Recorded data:
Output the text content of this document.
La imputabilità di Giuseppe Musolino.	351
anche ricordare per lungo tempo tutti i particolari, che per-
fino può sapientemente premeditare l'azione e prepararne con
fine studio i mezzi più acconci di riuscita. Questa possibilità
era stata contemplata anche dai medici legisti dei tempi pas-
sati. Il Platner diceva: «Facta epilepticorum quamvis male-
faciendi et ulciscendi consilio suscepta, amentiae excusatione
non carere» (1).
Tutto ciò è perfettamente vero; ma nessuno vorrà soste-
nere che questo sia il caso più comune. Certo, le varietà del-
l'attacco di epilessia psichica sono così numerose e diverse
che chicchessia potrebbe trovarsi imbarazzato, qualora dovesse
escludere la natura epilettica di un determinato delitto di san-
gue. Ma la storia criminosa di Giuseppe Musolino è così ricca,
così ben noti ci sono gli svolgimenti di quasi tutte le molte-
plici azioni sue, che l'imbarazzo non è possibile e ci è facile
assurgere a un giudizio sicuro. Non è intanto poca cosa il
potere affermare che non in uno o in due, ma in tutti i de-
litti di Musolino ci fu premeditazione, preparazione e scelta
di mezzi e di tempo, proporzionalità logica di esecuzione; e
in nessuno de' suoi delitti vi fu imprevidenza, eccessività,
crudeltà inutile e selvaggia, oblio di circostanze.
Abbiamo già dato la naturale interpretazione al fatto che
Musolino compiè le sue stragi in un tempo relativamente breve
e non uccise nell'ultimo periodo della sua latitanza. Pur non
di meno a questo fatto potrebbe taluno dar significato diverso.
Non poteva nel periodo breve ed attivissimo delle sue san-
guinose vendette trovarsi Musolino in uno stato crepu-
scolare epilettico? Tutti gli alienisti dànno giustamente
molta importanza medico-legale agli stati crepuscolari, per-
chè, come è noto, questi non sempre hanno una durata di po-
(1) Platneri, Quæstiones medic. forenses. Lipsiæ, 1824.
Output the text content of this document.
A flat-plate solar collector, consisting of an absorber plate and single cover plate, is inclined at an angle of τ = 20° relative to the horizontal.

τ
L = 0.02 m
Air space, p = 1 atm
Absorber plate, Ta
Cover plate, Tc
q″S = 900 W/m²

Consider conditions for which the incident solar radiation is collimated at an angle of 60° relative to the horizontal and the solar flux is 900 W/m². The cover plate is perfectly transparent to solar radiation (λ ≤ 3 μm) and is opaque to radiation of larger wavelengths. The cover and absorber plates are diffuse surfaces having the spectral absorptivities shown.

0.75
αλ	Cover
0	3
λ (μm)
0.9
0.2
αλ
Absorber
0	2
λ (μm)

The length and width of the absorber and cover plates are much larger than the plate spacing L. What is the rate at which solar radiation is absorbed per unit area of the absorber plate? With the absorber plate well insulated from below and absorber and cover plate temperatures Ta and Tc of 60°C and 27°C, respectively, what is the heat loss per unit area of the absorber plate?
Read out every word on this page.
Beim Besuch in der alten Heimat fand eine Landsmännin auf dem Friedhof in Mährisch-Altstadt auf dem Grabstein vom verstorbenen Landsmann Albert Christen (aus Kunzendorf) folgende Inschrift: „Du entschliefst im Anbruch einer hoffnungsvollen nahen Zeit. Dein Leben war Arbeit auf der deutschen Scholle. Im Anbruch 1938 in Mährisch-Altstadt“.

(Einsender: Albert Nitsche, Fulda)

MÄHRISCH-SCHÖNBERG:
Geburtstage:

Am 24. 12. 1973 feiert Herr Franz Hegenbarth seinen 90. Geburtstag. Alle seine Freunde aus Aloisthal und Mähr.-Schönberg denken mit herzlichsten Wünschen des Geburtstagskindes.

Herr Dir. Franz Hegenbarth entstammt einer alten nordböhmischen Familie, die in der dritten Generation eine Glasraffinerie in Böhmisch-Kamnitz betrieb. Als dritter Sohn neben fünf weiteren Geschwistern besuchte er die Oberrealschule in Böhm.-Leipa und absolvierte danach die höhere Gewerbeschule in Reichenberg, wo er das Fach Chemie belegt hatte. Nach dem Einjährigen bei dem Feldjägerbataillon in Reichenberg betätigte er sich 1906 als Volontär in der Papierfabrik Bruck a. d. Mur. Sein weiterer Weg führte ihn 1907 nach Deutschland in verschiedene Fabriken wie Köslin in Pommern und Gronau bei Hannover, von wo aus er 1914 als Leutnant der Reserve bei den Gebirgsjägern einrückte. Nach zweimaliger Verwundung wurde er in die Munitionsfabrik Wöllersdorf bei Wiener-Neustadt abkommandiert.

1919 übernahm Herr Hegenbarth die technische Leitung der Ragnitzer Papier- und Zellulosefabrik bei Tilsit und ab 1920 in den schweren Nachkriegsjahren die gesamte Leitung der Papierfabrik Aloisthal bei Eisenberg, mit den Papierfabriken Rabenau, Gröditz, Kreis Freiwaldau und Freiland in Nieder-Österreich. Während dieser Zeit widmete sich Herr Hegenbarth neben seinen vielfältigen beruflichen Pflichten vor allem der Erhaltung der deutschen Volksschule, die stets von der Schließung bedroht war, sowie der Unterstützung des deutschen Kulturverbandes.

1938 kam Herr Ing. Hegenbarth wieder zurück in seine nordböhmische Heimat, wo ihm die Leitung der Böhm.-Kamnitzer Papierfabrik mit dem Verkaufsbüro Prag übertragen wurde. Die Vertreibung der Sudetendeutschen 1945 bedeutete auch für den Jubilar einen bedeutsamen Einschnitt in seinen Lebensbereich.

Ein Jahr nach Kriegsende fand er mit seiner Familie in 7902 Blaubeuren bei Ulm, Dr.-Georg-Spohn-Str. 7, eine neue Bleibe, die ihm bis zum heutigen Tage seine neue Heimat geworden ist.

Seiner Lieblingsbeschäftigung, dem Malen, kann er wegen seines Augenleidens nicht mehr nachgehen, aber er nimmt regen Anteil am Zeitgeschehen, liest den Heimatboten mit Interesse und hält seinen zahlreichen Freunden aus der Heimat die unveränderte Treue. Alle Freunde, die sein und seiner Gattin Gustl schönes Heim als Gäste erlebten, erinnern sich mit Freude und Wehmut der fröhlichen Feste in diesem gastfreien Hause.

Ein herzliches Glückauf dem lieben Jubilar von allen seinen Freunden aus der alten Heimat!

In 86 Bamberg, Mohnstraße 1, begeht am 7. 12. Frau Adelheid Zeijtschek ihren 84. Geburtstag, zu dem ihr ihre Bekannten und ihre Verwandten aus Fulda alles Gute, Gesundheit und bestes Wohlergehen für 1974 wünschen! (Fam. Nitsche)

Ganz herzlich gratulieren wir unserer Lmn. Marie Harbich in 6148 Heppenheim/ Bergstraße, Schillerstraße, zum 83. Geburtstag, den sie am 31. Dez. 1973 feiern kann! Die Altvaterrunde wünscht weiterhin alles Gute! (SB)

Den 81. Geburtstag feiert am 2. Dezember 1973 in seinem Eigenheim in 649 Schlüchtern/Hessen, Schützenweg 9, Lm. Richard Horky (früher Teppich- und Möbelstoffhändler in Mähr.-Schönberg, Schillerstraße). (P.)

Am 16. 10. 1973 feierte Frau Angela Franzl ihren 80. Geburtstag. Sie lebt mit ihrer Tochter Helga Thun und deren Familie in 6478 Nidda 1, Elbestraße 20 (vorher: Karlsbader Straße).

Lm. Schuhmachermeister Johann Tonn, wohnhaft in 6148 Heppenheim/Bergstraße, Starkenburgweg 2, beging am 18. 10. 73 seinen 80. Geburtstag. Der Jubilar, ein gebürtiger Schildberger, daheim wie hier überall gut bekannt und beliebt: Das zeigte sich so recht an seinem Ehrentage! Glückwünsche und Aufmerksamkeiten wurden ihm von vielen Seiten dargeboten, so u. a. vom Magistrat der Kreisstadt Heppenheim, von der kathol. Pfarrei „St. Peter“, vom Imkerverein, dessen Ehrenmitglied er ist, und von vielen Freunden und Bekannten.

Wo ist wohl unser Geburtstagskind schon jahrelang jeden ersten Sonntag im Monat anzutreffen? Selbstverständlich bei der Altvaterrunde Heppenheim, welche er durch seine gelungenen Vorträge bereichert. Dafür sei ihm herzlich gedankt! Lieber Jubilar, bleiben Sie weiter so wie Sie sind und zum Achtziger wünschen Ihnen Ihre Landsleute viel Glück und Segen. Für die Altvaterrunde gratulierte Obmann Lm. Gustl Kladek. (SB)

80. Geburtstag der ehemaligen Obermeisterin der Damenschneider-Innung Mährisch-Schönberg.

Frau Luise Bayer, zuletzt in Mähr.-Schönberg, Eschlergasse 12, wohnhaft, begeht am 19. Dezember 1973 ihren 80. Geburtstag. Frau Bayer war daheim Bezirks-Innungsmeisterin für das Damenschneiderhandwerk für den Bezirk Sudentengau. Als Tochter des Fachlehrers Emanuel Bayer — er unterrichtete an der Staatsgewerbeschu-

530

◆ Goal
Scan the listing above. Gather each line that contains the word "Albert".

◆ Expected output
Beim Besuch in der alten Heimat fand eine Landsmännin auf dem Friedhof in Mährisch-Altstadt auf dem Grabstein vom verstorbenen Landsmann Albert Christen (aus Kunzendorf) folgende Inschrift: „Du entschliefst im Anbruch einer hoffnungsvollen nahen Zeit. Dein Leben war Arbeit auf der deutschen Scholle. Im Anbruch 1938 in Mährisch-Altstadt“.
(Einsender: Albert Nitsche, Fulda)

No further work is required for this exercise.